:: Directions ::
Gather all lines with "Imidacloprid" from the records.

:: Provided information ::
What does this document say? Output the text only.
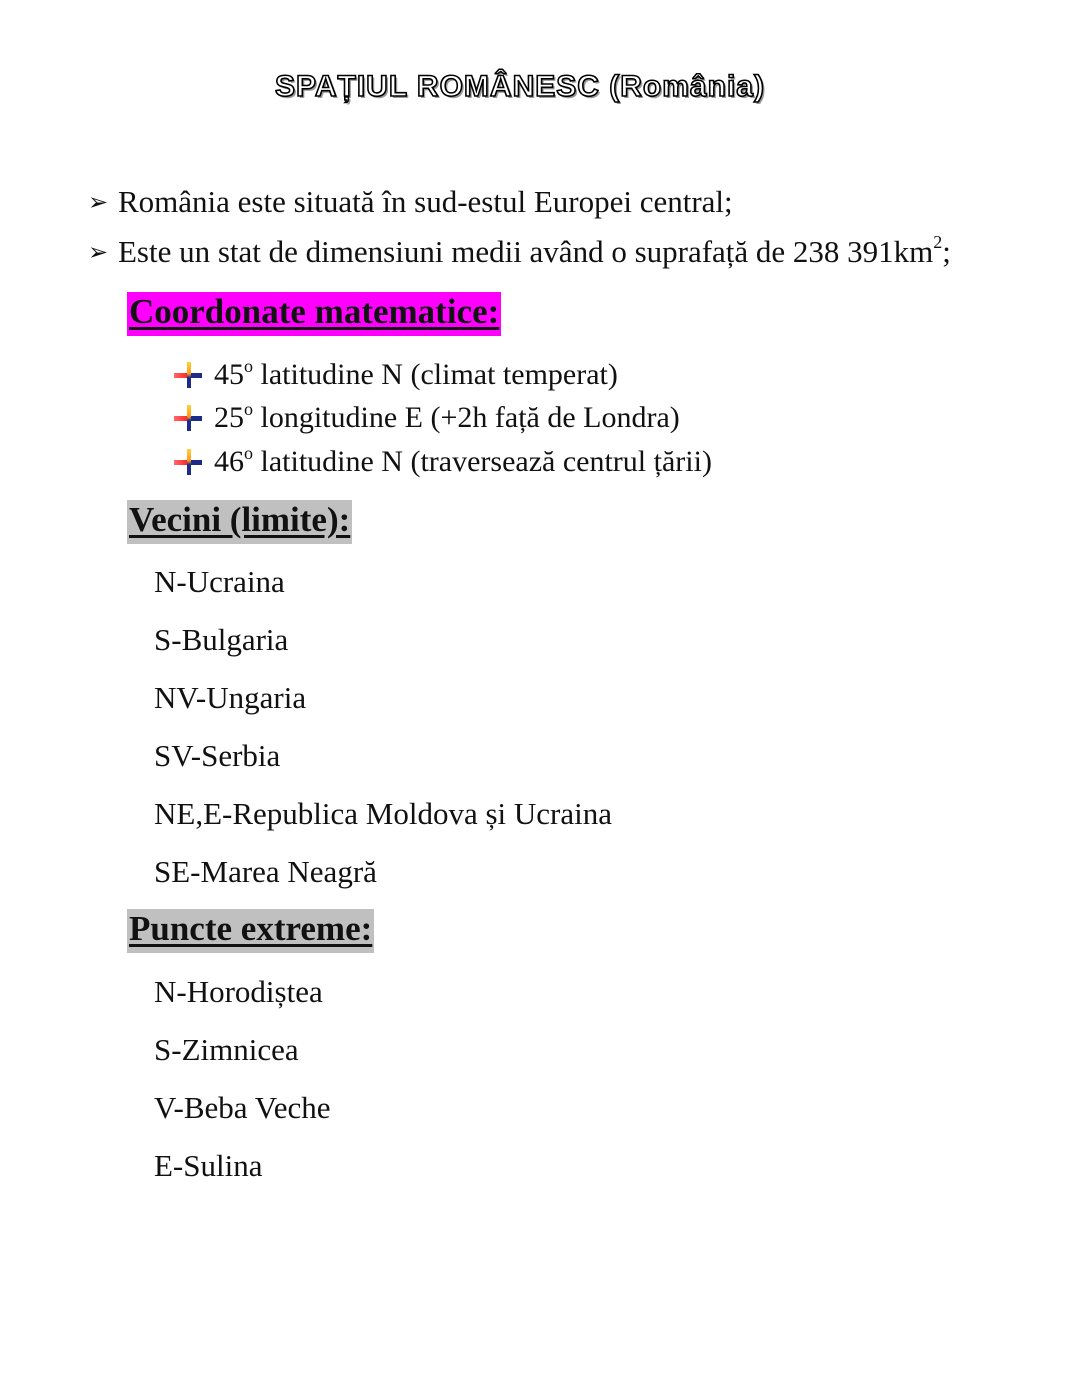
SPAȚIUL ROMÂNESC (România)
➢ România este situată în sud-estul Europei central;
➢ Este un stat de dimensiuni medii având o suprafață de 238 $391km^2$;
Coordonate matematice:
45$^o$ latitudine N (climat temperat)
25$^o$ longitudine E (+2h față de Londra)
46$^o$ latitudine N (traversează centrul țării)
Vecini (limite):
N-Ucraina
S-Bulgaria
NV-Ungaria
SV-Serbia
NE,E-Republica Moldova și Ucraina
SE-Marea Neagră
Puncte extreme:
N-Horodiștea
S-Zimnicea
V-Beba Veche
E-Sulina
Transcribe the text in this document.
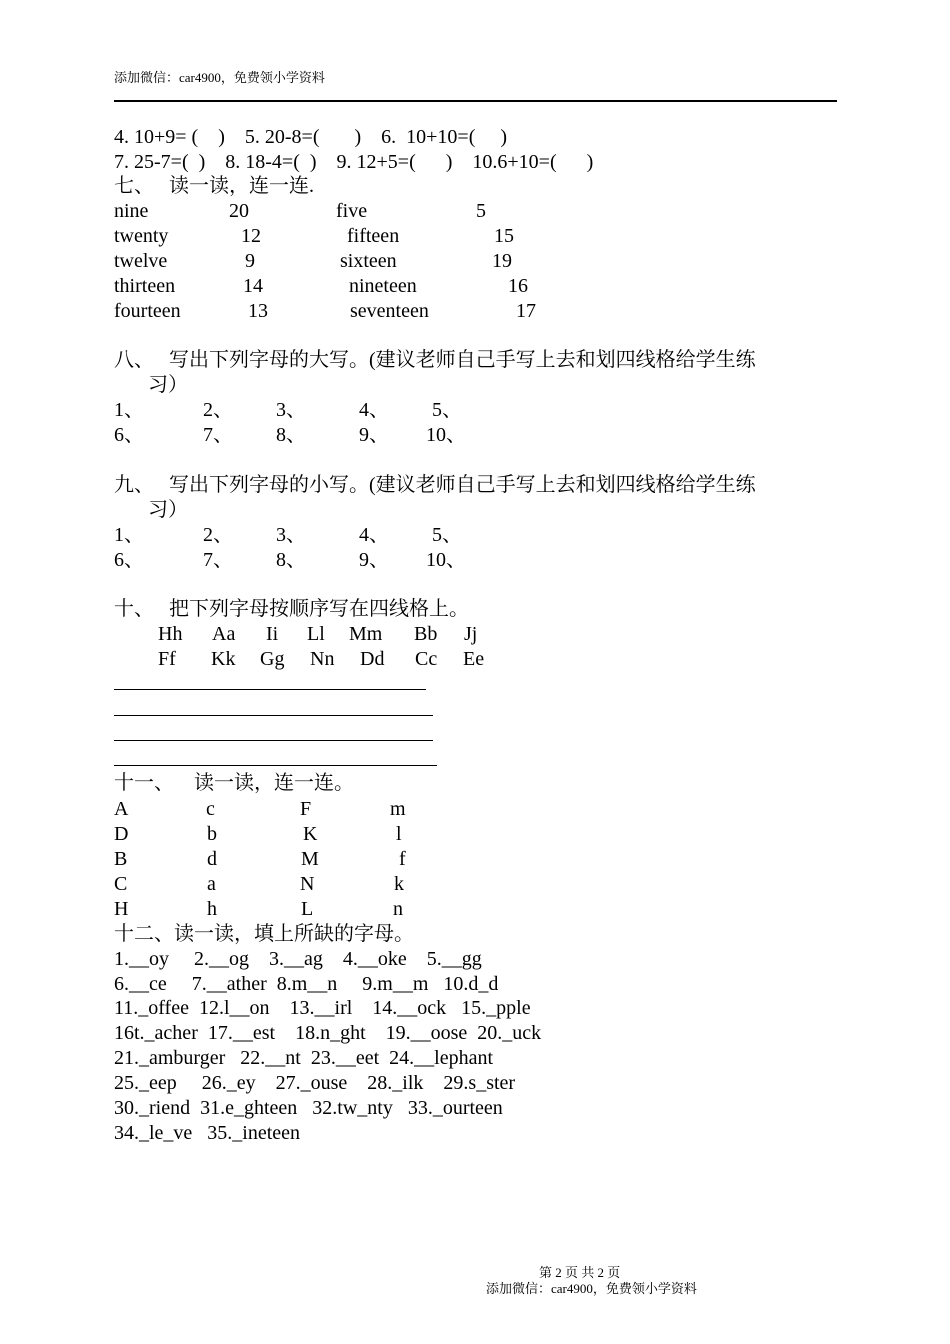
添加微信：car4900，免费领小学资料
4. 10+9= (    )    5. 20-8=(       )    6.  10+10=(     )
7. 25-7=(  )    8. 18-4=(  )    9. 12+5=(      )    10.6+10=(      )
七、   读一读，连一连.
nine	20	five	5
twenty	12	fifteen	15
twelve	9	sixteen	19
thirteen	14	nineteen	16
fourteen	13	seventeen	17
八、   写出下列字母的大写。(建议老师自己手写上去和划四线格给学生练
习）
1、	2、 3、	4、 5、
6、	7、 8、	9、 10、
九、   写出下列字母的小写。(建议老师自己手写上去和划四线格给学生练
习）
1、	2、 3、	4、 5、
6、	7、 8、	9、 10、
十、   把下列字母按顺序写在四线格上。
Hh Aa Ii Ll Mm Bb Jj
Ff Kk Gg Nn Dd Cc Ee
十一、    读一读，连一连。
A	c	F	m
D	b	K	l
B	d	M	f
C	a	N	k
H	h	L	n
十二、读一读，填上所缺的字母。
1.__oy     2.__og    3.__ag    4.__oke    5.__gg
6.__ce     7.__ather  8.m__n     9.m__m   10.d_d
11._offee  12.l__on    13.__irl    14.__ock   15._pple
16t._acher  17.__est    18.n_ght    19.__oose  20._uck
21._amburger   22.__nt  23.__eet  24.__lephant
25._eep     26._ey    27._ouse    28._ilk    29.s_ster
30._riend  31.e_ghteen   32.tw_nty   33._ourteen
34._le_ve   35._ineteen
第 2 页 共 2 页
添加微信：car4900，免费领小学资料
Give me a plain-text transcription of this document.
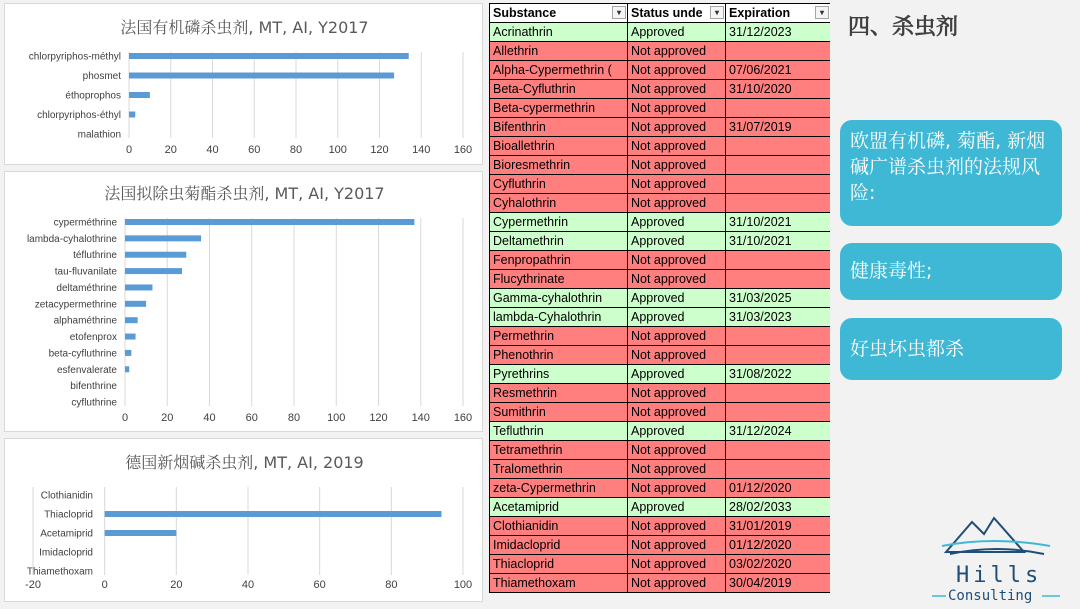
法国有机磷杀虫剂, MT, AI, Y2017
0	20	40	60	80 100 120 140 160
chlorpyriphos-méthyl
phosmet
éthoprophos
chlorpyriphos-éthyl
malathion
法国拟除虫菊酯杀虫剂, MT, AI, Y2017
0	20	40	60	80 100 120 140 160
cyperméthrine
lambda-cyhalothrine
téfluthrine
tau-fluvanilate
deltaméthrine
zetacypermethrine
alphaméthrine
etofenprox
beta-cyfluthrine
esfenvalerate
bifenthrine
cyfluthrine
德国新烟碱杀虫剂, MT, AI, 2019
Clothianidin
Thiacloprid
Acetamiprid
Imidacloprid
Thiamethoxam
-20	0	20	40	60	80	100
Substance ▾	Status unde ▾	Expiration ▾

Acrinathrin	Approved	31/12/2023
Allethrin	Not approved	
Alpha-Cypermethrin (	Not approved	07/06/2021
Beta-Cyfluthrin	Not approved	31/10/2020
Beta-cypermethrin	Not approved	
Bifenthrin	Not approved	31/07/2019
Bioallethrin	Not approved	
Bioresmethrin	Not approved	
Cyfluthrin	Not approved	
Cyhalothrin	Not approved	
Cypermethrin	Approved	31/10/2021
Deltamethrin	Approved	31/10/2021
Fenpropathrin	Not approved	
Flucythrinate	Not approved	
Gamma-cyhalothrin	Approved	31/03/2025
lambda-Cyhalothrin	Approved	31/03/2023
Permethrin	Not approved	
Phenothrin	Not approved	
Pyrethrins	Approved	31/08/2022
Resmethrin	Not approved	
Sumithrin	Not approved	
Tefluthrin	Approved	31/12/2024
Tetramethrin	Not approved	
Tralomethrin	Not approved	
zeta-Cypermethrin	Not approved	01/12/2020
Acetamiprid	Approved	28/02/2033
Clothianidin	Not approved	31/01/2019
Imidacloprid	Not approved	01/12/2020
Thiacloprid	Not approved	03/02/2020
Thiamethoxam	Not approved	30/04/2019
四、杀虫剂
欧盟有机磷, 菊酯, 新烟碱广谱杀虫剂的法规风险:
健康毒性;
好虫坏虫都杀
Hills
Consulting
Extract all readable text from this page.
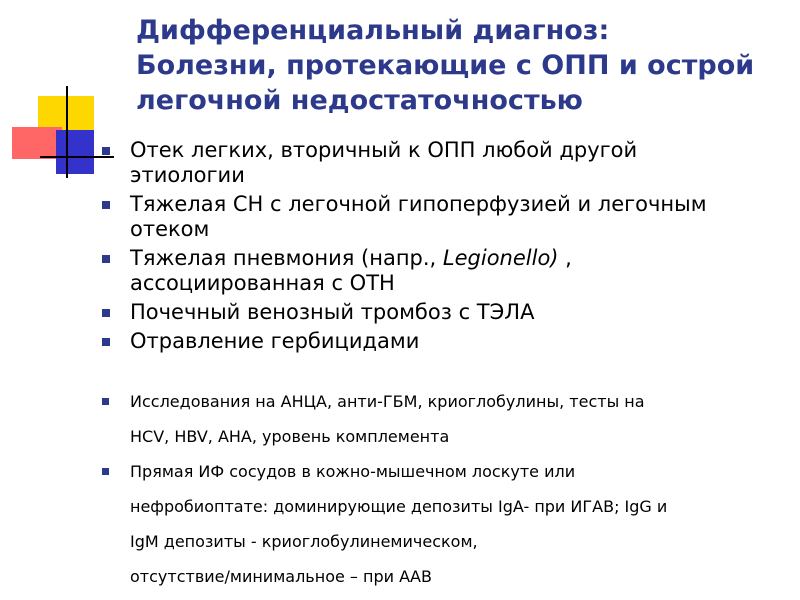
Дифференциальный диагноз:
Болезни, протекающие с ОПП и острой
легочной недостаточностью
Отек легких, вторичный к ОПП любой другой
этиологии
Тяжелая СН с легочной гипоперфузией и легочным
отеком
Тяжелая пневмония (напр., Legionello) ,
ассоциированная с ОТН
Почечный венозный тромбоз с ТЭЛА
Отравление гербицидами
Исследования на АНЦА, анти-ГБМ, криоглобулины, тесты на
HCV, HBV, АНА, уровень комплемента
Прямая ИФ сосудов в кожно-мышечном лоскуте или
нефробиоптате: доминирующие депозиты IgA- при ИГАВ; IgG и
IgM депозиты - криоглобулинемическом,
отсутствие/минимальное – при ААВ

:: Worked answer ::
Imidacloprid
Imidacloprid	Not approved	01/12/2020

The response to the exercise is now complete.